◆ EXERCISE MATERIALS ◆

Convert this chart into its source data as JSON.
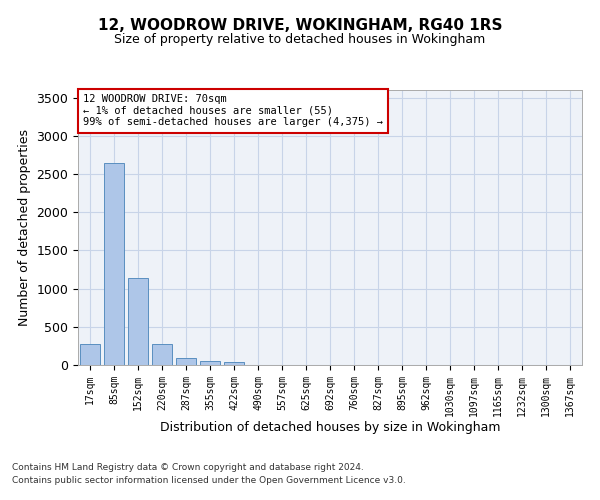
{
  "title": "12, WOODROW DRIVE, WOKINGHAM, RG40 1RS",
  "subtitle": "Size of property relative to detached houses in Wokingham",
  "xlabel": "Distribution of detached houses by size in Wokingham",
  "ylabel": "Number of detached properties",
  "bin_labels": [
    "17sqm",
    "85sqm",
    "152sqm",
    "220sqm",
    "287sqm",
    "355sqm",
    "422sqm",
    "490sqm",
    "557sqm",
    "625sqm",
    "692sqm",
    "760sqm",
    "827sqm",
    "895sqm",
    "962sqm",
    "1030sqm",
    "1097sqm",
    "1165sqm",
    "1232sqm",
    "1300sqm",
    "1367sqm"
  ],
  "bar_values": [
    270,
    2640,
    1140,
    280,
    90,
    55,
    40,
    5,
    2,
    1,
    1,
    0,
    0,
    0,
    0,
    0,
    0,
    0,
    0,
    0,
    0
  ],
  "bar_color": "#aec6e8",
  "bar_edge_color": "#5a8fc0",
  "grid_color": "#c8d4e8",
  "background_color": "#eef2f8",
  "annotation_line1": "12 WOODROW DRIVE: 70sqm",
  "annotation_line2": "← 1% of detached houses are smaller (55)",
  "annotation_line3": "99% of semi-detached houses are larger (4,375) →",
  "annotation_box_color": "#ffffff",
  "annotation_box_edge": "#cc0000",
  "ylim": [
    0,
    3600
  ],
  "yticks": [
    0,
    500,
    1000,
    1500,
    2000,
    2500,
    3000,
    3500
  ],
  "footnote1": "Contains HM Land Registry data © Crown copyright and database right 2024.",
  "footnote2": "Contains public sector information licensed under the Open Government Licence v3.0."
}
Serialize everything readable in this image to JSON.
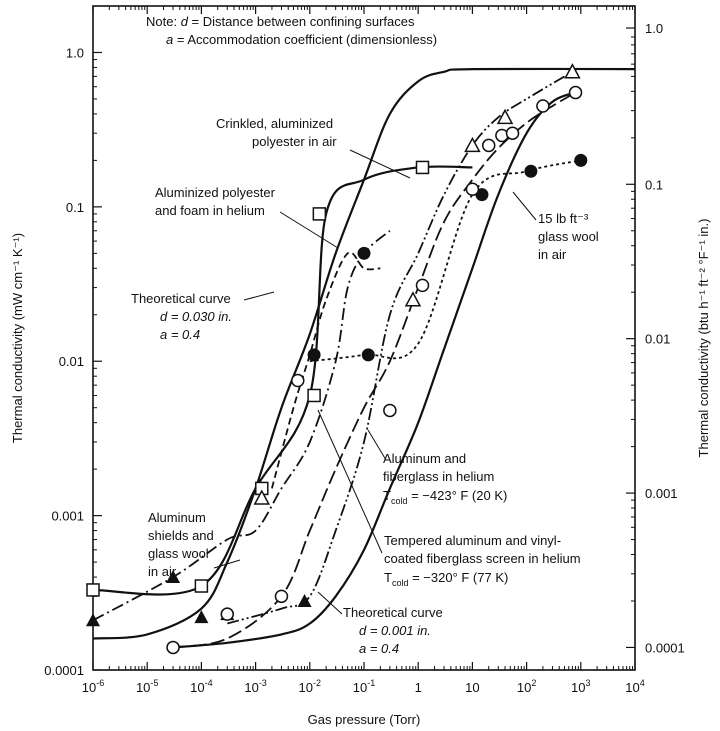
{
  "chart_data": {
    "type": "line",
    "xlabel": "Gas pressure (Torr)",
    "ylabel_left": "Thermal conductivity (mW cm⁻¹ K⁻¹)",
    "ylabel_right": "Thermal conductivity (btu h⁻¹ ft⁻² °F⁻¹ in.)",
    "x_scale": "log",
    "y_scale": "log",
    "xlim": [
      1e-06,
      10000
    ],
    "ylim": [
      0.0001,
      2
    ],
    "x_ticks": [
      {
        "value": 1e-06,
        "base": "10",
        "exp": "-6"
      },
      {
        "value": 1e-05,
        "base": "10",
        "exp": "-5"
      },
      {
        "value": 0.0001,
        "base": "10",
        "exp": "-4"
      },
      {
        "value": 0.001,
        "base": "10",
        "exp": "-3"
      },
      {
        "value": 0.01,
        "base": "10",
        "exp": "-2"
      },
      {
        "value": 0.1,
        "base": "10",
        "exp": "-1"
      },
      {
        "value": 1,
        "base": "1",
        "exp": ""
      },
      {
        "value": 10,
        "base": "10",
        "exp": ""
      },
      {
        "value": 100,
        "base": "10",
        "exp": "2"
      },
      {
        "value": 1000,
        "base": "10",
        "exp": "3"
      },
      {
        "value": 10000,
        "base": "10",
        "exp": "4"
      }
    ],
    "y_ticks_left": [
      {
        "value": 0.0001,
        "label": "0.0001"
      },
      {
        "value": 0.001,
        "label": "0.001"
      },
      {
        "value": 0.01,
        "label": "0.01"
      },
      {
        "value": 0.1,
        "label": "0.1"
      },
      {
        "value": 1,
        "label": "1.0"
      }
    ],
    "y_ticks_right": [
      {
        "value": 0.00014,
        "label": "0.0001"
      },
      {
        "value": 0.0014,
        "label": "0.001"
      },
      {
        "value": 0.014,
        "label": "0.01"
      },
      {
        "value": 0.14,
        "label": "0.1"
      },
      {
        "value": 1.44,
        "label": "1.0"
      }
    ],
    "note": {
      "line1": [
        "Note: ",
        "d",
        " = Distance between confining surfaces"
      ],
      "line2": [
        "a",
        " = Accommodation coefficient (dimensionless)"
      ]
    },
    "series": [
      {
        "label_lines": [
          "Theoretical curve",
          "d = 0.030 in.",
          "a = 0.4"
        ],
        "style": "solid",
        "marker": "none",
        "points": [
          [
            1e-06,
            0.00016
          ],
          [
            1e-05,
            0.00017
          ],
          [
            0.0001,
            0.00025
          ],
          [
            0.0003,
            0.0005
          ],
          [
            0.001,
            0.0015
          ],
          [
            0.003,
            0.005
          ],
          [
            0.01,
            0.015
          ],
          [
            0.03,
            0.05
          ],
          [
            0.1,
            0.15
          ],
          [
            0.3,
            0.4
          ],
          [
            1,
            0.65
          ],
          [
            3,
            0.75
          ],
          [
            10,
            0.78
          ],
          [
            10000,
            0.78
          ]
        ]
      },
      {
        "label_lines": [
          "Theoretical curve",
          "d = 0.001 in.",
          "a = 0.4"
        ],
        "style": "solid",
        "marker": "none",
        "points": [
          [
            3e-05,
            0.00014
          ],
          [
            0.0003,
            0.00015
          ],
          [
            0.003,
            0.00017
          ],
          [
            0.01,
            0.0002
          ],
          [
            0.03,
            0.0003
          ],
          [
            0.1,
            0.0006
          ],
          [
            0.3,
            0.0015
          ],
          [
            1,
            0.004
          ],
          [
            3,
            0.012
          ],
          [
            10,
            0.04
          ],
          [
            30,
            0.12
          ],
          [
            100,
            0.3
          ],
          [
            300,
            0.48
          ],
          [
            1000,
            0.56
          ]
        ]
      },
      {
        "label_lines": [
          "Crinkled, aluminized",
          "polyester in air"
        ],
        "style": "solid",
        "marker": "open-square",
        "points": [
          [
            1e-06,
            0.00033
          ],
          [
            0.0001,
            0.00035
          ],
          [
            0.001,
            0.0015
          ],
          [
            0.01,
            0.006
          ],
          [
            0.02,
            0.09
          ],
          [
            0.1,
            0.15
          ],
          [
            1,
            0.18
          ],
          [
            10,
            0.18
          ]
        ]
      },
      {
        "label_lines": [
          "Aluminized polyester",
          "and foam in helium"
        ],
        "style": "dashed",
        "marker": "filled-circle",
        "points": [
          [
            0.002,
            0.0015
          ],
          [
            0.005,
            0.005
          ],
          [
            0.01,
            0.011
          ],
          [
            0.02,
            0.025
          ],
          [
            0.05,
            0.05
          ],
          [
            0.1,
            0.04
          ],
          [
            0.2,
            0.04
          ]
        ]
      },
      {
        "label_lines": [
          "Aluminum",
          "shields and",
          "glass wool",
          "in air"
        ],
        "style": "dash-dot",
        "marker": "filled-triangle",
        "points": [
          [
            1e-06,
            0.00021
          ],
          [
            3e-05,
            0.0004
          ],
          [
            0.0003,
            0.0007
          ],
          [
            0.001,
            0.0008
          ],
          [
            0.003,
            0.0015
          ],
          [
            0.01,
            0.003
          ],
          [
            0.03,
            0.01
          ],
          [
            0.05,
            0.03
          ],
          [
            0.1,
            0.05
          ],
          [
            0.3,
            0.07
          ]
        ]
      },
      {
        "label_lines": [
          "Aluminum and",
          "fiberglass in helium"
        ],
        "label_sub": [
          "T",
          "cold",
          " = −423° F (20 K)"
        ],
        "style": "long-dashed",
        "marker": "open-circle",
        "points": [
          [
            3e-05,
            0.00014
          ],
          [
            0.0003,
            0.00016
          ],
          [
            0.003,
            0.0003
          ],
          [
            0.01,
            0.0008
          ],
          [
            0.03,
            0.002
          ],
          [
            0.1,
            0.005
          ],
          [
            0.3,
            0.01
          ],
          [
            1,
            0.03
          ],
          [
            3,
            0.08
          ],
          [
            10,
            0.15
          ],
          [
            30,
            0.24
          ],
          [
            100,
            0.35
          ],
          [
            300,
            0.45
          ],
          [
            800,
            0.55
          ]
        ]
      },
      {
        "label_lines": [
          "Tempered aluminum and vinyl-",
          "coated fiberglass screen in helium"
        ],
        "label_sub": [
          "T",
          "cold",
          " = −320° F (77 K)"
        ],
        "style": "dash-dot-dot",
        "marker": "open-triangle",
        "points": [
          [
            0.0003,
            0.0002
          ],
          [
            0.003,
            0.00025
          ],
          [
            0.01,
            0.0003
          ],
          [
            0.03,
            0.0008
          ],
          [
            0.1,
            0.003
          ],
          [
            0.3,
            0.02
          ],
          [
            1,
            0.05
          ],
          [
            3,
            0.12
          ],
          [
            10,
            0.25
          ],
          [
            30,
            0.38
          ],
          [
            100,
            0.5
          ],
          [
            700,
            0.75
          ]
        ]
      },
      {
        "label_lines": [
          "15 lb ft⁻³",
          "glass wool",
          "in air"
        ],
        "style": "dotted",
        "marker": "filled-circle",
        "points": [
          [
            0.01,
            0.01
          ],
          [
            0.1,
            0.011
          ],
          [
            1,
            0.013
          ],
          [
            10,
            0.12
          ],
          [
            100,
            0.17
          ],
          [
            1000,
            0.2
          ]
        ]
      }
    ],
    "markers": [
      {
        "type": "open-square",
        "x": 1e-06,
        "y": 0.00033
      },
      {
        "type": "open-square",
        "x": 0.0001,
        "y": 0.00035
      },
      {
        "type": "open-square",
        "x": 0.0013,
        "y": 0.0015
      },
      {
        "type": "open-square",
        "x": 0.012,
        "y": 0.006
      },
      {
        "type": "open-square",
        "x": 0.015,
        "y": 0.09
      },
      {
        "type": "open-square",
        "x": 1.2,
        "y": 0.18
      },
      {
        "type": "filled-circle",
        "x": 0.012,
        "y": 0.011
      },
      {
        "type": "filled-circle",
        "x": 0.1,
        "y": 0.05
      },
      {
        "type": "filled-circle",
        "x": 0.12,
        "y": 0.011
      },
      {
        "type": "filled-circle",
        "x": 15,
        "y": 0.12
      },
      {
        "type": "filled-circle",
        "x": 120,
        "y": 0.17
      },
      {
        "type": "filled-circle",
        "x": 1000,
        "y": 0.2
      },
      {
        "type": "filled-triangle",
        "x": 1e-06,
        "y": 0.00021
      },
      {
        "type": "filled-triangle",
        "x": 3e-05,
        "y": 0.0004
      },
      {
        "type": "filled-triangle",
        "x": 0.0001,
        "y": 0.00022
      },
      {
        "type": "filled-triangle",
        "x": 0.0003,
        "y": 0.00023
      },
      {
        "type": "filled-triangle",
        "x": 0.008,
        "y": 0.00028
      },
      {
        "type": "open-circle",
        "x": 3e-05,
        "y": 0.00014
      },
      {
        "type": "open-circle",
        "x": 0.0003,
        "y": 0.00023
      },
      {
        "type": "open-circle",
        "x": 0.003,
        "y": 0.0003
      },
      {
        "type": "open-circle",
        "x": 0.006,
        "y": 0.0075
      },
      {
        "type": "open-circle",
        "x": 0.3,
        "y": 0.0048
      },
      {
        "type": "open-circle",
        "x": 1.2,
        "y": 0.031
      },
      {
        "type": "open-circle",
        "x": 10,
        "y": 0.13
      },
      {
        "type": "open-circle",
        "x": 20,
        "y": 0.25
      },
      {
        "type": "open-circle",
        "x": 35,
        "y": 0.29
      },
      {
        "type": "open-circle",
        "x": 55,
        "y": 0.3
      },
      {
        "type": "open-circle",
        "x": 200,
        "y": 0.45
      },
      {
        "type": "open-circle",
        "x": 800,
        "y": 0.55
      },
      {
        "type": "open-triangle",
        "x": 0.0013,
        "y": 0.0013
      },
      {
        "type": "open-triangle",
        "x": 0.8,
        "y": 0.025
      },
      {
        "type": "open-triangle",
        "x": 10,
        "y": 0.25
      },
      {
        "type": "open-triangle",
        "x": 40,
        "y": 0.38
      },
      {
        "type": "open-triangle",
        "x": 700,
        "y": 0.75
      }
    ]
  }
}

◆ WRITTEN REQUEST ◆
Using the listing above, show every line that includes the string "xlabel".

◆ OUTPUT OF THE TASK ◆
  "xlabel": "Distribution of detached houses by size in Wokingham",
    "xlabel": "Gas pressure (Torr)",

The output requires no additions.